TASK TO CARRY OUT: Return every line of the records below verbatim, with no pictures in the copy.

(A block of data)

========================================================================

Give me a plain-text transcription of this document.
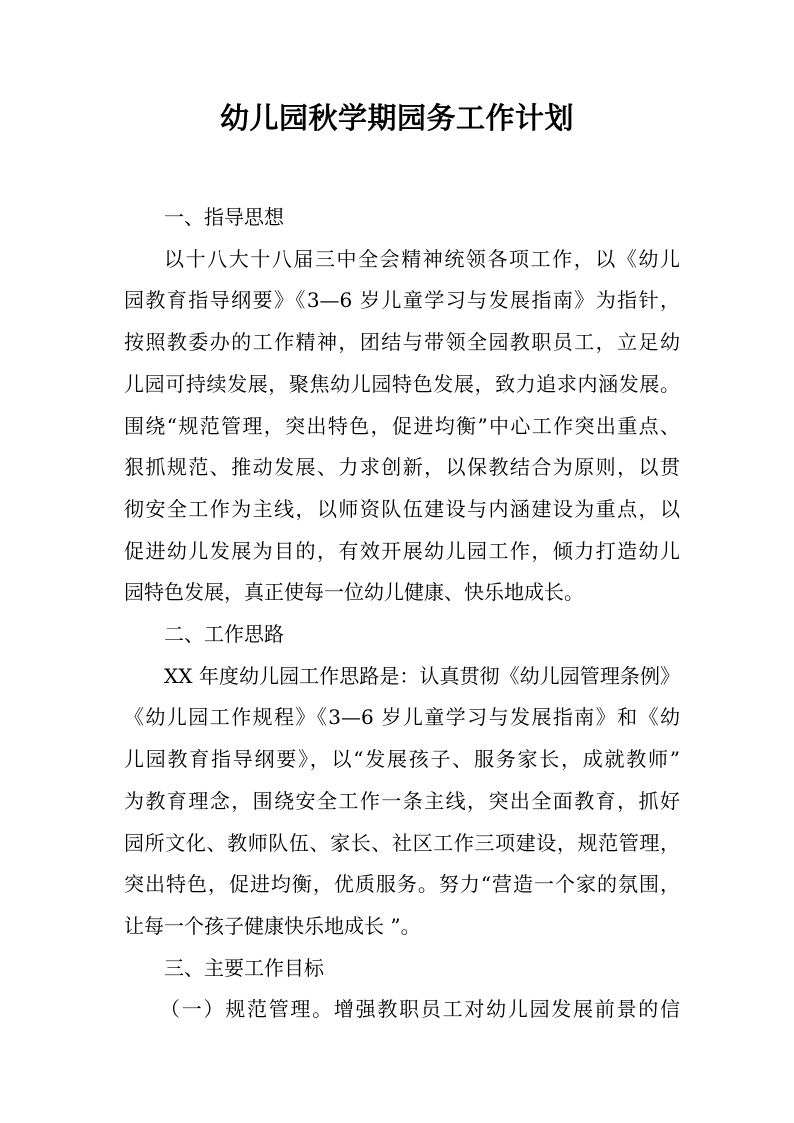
幼儿园秋学期园务工作计划
一、指导思想
以十八大十八届三中全会精神统领各项工作，以《幼儿
园教育指导纲要》《3—6 岁儿童学习与发展指南》为指针，
按照教委办的工作精神，团结与带领全园教职员工，立足幼
儿园可持续发展，聚焦幼儿园特色发展，致力追求内涵发展。
围绕“规范管理，突出特色，促进均衡”中心工作突出重点、
狠抓规范、推动发展、力求创新，以保教结合为原则，以贯
彻安全工作为主线，以师资队伍建设与内涵建设为重点，以
促进幼儿发展为目的，有效开展幼儿园工作，倾力打造幼儿
园特色发展，真正使每一位幼儿健康、快乐地成长。
二、工作思路
XX 年度幼儿园工作思路是：认真贯彻《幼儿园管理条例》
《幼儿园工作规程》《3—6 岁儿童学习与发展指南》和《幼
儿园教育指导纲要》，以“发展孩子、服务家长，成就教师”
为教育理念，围绕安全工作一条主线，突出全面教育，抓好
园所文化、教师队伍、家长、社区工作三项建设，规范管理，
突出特色，促进均衡，优质服务。努力“营造一个家的氛围，
让每一个孩子健康快乐地成长 ”。
三、主要工作目标
（一）规范管理。增强教职员工对幼儿园发展前景的信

========================================================================

FINISHED TASK:
Give me a plain-text transcription of this document.
幼儿园秋学期园务工作计划
一、指导思想
以十八大十八届三中全会精神统领各项工作，以《幼儿
园教育指导纲要》《3—6 岁儿童学习与发展指南》为指针，
按照教委办的工作精神，团结与带领全园教职员工，立足幼
儿园可持续发展，聚焦幼儿园特色发展，致力追求内涵发展。
围绕“规范管理，突出特色，促进均衡”中心工作突出重点、
狠抓规范、推动发展、力求创新，以保教结合为原则，以贯
彻安全工作为主线，以师资队伍建设与内涵建设为重点，以
促进幼儿发展为目的，有效开展幼儿园工作，倾力打造幼儿
园特色发展，真正使每一位幼儿健康、快乐地成长。
二、工作思路
XX 年度幼儿园工作思路是：认真贯彻《幼儿园管理条例》
《幼儿园工作规程》《3—6 岁儿童学习与发展指南》和《幼
儿园教育指导纲要》，以“发展孩子、服务家长，成就教师”
为教育理念，围绕安全工作一条主线，突出全面教育，抓好
园所文化、教师队伍、家长、社区工作三项建设，规范管理，
突出特色，促进均衡，优质服务。努力“营造一个家的氛围，
让每一个孩子健康快乐地成长 ”。
三、主要工作目标
（一）规范管理。增强教职员工对幼儿园发展前景的信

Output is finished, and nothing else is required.